===== Entries provided

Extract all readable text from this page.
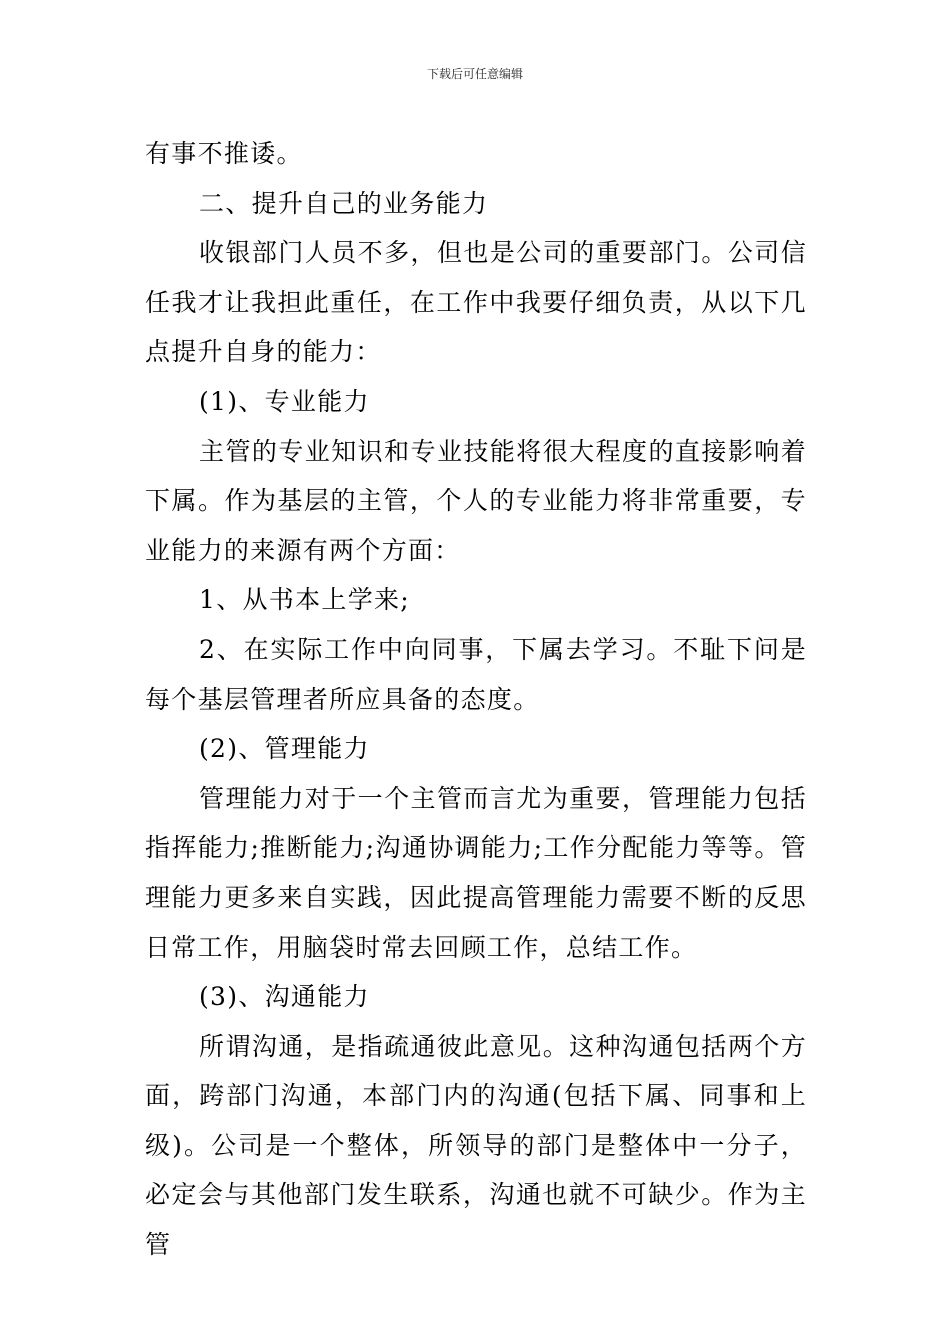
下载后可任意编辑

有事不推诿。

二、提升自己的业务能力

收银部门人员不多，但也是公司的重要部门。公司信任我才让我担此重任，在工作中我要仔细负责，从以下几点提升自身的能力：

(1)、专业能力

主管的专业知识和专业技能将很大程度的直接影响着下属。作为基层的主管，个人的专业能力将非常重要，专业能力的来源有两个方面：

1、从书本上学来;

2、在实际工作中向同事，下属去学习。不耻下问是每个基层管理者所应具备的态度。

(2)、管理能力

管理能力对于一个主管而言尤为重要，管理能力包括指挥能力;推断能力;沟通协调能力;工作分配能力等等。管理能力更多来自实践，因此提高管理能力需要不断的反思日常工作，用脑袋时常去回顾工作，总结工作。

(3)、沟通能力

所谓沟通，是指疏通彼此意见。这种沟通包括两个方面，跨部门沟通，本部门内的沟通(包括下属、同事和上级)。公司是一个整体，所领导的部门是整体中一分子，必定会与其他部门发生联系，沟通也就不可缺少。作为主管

==========

Pictures are to be left out; repeat all the remaining data exactly.

Extract all readable text from this page.
下载后可任意编辑

有事不推诿。

二、提升自己的业务能力

收银部门人员不多，但也是公司的重要部门。公司信任我才让我担此重任，在工作中我要仔细负责，从以下几点提升自身的能力：

(1)、专业能力

主管的专业知识和专业技能将很大程度的直接影响着下属。作为基层的主管，个人的专业能力将非常重要，专业能力的来源有两个方面：

1、从书本上学来;

2、在实际工作中向同事，下属去学习。不耻下问是每个基层管理者所应具备的态度。

(2)、管理能力

管理能力对于一个主管而言尤为重要，管理能力包括指挥能力;推断能力;沟通协调能力;工作分配能力等等。管理能力更多来自实践，因此提高管理能力需要不断的反思日常工作，用脑袋时常去回顾工作，总结工作。

(3)、沟通能力

所谓沟通，是指疏通彼此意见。这种沟通包括两个方面，跨部门沟通，本部门内的沟通(包括下属、同事和上级)。公司是一个整体，所领导的部门是整体中一分子，必定会与其他部门发生联系，沟通也就不可缺少。作为主管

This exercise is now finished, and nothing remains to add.